→ **GIVEN EXERCISE**
Copy out all the records exactly.

[Rows from a dataset]
· · · · · · ·

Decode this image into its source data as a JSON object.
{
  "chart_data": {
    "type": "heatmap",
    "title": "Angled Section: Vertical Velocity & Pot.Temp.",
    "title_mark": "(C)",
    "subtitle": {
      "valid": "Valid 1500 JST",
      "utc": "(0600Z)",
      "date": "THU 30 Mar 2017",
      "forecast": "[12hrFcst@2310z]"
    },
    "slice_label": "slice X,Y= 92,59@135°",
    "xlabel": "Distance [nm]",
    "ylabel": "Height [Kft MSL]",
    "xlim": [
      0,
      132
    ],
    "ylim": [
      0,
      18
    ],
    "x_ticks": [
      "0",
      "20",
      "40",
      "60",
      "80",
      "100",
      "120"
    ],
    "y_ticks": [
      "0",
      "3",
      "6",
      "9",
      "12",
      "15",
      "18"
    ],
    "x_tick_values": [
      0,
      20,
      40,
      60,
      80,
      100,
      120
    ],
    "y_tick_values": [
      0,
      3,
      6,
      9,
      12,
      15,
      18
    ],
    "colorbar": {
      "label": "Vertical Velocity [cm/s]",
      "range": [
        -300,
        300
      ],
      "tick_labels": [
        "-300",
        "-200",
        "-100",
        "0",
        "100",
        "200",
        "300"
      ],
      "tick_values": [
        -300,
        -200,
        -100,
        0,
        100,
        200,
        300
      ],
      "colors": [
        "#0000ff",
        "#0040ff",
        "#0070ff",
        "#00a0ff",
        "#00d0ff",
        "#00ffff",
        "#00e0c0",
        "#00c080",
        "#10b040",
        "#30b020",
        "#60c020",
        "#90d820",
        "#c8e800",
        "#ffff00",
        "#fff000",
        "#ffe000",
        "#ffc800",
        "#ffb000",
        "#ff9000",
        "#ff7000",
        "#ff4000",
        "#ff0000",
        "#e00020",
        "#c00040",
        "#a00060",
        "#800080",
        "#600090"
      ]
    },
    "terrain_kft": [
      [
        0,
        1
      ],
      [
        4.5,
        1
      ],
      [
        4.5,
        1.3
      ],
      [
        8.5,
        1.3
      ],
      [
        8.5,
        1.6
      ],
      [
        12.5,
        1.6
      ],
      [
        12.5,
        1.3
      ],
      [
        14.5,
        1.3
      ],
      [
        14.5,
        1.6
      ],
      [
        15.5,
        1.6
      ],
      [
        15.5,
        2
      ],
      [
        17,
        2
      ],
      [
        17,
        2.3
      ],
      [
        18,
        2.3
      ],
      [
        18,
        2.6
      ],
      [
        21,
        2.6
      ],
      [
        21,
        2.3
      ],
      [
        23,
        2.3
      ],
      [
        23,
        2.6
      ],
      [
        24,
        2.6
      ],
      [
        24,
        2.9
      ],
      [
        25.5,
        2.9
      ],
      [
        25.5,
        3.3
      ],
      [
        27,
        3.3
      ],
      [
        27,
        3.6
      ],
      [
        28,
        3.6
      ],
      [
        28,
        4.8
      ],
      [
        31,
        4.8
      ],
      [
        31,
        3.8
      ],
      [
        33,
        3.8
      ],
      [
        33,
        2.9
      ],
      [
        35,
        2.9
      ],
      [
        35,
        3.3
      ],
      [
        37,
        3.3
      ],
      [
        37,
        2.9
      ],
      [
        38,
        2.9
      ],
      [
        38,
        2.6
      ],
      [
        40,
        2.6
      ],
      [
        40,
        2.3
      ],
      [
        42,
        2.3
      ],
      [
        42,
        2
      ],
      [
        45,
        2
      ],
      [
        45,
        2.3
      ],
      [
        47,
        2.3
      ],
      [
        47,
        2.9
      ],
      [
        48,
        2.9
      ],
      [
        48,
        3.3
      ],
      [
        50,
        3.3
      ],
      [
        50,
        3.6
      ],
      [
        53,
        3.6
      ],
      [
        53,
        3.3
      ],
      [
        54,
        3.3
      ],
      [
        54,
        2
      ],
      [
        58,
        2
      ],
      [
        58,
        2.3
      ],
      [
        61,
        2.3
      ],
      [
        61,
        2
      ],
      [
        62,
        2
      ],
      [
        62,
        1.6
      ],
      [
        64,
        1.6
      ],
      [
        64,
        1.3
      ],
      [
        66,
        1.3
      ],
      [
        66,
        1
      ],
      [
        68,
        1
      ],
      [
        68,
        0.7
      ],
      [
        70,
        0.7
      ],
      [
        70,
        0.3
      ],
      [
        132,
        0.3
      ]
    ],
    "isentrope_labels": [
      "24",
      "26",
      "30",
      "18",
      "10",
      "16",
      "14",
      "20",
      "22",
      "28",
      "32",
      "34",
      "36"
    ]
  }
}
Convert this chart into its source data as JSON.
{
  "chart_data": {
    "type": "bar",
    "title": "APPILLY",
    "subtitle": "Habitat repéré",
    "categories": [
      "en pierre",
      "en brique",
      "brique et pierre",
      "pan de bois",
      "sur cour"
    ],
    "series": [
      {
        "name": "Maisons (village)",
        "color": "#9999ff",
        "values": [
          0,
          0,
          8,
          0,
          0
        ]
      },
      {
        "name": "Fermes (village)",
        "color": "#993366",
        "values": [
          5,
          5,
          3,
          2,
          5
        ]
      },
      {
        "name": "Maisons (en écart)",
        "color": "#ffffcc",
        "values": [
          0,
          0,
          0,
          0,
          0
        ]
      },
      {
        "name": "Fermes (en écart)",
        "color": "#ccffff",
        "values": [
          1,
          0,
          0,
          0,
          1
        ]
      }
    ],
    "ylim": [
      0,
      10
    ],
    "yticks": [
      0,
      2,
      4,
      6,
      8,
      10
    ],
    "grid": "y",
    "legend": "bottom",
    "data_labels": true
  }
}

· · · · · · ·

→ **ANSWER TO THE TASK**
Decode this image into its source data as a JSON object.
{
  "chart_data": {
    "type": "heatmap",
    "title": "Angled Section: Vertical Velocity & Pot.Temp.",
    "title_mark": "(C)",
    "subtitle": {
      "valid": "Valid 1500 JST",
      "utc": "(0600Z)",
      "date": "THU 30 Mar 2017",
      "forecast": "[12hrFcst@2310z]"
    },
    "slice_label": "slice X,Y= 92,59@135°",
    "xlabel": "Distance [nm]",
    "ylabel": "Height [Kft MSL]",
    "xlim": [
      0,
      132
    ],
    "ylim": [
      0,
      18
    ],
    "x_ticks": [
      "0",
      "20",
      "40",
      "60",
      "80",
      "100",
      "120"
    ],
    "y_ticks": [
      "0",
      "3",
      "6",
      "9",
      "12",
      "15",
      "18"
    ],
    "x_tick_values": [
      0,
      20,
      40,
      60,
      80,
      100,
      120
    ],
    "y_tick_values": [
      0,
      3,
      6,
      9,
      12,
      15,
      18
    ],
    "colorbar": {
      "label": "Vertical Velocity [cm/s]",
      "range": [
        -300,
        300
      ],
      "tick_labels": [
        "-300",
        "-200",
        "-100",
        "0",
        "100",
        "200",
        "300"
      ],
      "tick_values": [
        -300,
        -200,
        -100,
        0,
        100,
        200,
        300
      ],
      "colors": [
        "#0000ff",
        "#0040ff",
        "#0070ff",
        "#00a0ff",
        "#00d0ff",
        "#00ffff",
        "#00e0c0",
        "#00c080",
        "#10b040",
        "#30b020",
        "#60c020",
        "#90d820",
        "#c8e800",
        "#ffff00",
        "#fff000",
        "#ffe000",
        "#ffc800",
        "#ffb000",
        "#ff9000",
        "#ff7000",
        "#ff4000",
        "#ff0000",
        "#e00020",
        "#c00040",
        "#a00060",
        "#800080",
        "#600090"
      ]
    },
    "terrain_kft": [
      [
        0,
        1
      ],
      [
        4.5,
        1
      ],
      [
        4.5,
        1.3
      ],
      [
        8.5,
        1.3
      ],
      [
        8.5,
        1.6
      ],
      [
        12.5,
        1.6
      ],
      [
        12.5,
        1.3
      ],
      [
        14.5,
        1.3
      ],
      [
        14.5,
        1.6
      ],
      [
        15.5,
        1.6
      ],
      [
        15.5,
        2
      ],
      [
        17,
        2
      ],
      [
        17,
        2.3
      ],
      [
        18,
        2.3
      ],
      [
        18,
        2.6
      ],
      [
        21,
        2.6
      ],
      [
        21,
        2.3
      ],
      [
        23,
        2.3
      ],
      [
        23,
        2.6
      ],
      [
        24,
        2.6
      ],
      [
        24,
        2.9
      ],
      [
        25.5,
        2.9
      ],
      [
        25.5,
        3.3
      ],
      [
        27,
        3.3
      ],
      [
        27,
        3.6
      ],
      [
        28,
        3.6
      ],
      [
        28,
        4.8
      ],
      [
        31,
        4.8
      ],
      [
        31,
        3.8
      ],
      [
        33,
        3.8
      ],
      [
        33,
        2.9
      ],
      [
        35,
        2.9
      ],
      [
        35,
        3.3
      ],
      [
        37,
        3.3
      ],
      [
        37,
        2.9
      ],
      [
        38,
        2.9
      ],
      [
        38,
        2.6
      ],
      [
        40,
        2.6
      ],
      [
        40,
        2.3
      ],
      [
        42,
        2.3
      ],
      [
        42,
        2
      ],
      [
        45,
        2
      ],
      [
        45,
        2.3
      ],
      [
        47,
        2.3
      ],
      [
        47,
        2.9
      ],
      [
        48,
        2.9
      ],
      [
        48,
        3.3
      ],
      [
        50,
        3.3
      ],
      [
        50,
        3.6
      ],
      [
        53,
        3.6
      ],
      [
        53,
        3.3
      ],
      [
        54,
        3.3
      ],
      [
        54,
        2
      ],
      [
        58,
        2
      ],
      [
        58,
        2.3
      ],
      [
        61,
        2.3
      ],
      [
        61,
        2
      ],
      [
        62,
        2
      ],
      [
        62,
        1.6
      ],
      [
        64,
        1.6
      ],
      [
        64,
        1.3
      ],
      [
        66,
        1.3
      ],
      [
        66,
        1
      ],
      [
        68,
        1
      ],
      [
        68,
        0.7
      ],
      [
        70,
        0.7
      ],
      [
        70,
        0.3
      ],
      [
        132,
        0.3
      ]
    ],
    "isentrope_labels": [
      "24",
      "26",
      "30",
      "18",
      "10",
      "16",
      "14",
      "20",
      "22",
      "28",
      "32",
      "34",
      "36"
    ]
  }
}
Convert this chart into its source data as JSON.
{
  "chart_data": {
    "type": "bar",
    "title": "APPILLY",
    "subtitle": "Habitat repéré",
    "categories": [
      "en pierre",
      "en brique",
      "brique et pierre",
      "pan de bois",
      "sur cour"
    ],
    "series": [
      {
        "name": "Maisons (village)",
        "color": "#9999ff",
        "values": [
          0,
          0,
          8,
          0,
          0
        ]
      },
      {
        "name": "Fermes (village)",
        "color": "#993366",
        "values": [
          5,
          5,
          3,
          2,
          5
        ]
      },
      {
        "name": "Maisons (en écart)",
        "color": "#ffffcc",
        "values": [
          0,
          0,
          0,
          0,
          0
        ]
      },
      {
        "name": "Fermes (en écart)",
        "color": "#ccffff",
        "values": [
          1,
          0,
          0,
          0,
          1
        ]
      }
    ],
    "ylim": [
      0,
      10
    ],
    "yticks": [
      0,
      2,
      4,
      6,
      8,
      10
    ],
    "grid": "y",
    "legend": "bottom",
    "data_labels": true
  }
}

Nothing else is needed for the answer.